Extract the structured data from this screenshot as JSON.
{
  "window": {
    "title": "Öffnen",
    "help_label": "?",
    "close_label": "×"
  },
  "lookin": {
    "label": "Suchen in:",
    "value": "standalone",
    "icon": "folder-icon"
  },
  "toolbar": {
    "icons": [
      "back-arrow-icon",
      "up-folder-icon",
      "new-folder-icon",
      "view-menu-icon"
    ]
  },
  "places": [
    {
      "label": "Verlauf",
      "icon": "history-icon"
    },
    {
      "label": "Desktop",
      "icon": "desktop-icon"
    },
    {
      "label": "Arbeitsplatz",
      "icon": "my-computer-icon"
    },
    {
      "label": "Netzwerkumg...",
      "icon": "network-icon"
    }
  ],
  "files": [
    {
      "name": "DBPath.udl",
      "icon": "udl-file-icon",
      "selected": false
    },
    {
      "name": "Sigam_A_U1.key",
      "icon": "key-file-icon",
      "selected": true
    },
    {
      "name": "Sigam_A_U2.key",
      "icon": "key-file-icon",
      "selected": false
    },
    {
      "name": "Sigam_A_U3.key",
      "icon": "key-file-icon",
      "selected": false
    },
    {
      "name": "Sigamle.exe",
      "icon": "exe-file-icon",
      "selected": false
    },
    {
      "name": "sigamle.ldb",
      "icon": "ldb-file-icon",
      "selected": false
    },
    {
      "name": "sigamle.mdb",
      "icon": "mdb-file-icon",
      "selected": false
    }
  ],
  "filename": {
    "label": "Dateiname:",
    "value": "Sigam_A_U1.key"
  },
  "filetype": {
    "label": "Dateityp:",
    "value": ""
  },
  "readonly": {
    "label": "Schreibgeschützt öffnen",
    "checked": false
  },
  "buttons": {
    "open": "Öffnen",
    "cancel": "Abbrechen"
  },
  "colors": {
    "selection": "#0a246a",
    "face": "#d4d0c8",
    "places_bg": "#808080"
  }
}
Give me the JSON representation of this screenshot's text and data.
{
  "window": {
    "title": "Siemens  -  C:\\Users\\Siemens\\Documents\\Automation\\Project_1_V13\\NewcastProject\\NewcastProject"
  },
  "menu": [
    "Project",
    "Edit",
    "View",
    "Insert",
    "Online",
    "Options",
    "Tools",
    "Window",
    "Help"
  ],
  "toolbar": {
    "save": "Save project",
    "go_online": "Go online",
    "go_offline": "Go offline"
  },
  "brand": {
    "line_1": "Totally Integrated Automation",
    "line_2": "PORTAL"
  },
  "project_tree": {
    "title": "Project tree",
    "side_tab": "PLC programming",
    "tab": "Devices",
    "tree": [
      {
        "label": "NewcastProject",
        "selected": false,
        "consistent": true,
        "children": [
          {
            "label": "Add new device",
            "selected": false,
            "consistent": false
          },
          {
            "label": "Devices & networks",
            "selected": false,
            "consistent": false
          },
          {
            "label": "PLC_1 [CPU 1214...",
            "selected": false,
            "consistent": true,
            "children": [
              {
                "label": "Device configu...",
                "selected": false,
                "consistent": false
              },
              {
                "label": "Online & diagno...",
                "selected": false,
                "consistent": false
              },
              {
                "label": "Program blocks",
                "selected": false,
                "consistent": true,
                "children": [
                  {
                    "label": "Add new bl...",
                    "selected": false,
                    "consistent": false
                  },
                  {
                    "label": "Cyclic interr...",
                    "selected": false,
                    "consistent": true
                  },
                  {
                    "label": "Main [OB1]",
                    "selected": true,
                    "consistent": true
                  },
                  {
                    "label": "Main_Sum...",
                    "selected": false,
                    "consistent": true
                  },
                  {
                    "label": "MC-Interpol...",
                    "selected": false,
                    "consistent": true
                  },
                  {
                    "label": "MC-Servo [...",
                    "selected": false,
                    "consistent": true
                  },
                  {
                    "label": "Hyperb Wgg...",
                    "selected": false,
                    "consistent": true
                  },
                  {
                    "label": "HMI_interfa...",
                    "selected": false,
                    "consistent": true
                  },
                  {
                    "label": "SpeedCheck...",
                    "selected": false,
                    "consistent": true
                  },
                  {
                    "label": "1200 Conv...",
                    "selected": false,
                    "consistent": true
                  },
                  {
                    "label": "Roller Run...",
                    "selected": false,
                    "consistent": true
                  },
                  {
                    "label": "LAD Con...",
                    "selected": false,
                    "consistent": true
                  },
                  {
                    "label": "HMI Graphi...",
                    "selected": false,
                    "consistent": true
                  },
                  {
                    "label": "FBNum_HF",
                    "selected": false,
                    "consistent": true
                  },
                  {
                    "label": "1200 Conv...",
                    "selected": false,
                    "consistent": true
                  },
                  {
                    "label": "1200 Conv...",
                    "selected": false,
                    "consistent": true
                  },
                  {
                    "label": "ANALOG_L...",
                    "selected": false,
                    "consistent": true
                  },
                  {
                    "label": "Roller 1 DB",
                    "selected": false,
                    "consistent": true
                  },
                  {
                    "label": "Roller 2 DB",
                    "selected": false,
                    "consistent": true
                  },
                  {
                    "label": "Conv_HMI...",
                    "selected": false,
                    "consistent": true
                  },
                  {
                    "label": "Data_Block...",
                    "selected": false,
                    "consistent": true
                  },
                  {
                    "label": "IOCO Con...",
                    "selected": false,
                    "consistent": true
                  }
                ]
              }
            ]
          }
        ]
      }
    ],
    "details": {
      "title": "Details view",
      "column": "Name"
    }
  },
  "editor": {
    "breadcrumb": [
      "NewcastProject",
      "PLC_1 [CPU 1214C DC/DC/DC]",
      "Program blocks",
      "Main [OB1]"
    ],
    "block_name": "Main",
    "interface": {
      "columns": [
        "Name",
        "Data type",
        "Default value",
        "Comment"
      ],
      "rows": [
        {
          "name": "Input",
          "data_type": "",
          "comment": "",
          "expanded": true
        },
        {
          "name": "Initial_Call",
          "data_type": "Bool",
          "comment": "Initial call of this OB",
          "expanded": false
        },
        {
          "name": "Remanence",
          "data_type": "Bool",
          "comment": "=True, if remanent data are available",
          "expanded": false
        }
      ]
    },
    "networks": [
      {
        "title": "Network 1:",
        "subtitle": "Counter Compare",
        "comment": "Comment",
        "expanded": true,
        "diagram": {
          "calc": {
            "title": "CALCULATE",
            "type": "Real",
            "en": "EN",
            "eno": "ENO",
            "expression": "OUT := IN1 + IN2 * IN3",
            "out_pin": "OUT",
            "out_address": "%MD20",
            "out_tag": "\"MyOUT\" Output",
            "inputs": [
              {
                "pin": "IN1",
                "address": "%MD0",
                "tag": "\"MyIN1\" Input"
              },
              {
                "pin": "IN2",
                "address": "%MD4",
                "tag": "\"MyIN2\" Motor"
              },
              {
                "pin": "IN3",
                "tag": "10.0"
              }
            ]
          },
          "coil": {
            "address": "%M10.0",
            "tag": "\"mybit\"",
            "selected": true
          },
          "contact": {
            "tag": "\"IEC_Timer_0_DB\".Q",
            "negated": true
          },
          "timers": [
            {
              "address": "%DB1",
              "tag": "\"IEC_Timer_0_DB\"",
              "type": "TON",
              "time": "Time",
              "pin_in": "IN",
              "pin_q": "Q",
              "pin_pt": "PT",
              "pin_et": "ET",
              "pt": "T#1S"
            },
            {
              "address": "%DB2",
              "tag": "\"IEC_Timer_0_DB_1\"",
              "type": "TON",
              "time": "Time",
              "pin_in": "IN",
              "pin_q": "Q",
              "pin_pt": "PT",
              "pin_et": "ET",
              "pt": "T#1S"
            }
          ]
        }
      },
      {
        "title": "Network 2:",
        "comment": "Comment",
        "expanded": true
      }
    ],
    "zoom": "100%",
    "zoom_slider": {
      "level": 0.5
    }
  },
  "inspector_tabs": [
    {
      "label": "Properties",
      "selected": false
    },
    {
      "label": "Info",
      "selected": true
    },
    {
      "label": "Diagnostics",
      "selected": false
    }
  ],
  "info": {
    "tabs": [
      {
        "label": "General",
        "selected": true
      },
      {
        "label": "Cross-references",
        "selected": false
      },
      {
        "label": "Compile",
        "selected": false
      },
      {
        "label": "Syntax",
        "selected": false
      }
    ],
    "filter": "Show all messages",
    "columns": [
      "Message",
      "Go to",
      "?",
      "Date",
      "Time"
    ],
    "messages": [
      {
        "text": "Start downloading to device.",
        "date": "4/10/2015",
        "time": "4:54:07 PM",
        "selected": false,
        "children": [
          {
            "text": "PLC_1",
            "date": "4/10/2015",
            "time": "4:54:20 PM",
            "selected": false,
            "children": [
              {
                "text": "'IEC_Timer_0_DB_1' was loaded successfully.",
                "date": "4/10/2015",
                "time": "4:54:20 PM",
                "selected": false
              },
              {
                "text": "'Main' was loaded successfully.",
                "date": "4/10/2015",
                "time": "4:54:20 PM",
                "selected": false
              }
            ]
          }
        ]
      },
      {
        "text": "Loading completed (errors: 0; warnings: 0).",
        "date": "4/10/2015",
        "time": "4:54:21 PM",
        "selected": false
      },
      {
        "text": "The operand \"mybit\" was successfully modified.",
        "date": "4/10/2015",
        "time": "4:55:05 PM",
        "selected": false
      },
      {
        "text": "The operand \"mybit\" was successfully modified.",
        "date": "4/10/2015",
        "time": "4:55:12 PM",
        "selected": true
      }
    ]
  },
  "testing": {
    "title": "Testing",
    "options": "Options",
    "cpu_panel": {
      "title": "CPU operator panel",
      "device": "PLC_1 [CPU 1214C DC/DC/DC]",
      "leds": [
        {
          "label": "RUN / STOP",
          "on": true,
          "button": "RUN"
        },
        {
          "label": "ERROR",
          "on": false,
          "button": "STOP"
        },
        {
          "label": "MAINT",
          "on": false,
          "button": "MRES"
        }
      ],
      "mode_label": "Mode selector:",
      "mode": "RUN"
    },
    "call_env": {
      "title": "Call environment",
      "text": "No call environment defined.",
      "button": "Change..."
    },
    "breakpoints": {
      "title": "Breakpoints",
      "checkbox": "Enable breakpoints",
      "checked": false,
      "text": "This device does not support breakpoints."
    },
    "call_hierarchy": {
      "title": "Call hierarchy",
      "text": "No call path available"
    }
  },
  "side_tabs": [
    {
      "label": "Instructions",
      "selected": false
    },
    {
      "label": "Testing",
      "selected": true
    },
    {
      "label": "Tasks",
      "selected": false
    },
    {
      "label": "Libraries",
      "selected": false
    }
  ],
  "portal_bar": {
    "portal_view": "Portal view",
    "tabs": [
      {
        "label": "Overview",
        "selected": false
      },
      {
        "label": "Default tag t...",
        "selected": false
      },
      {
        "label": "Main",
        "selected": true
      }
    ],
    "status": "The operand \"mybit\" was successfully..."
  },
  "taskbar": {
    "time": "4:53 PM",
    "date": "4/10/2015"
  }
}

# [Requirements]
Check each line of the entries above for the word "screenshot". List the ones that have it.

# [Exercise solution]
Extract the structured data from this screenshot as JSON.
Give me the JSON representation of this screenshot's text and data.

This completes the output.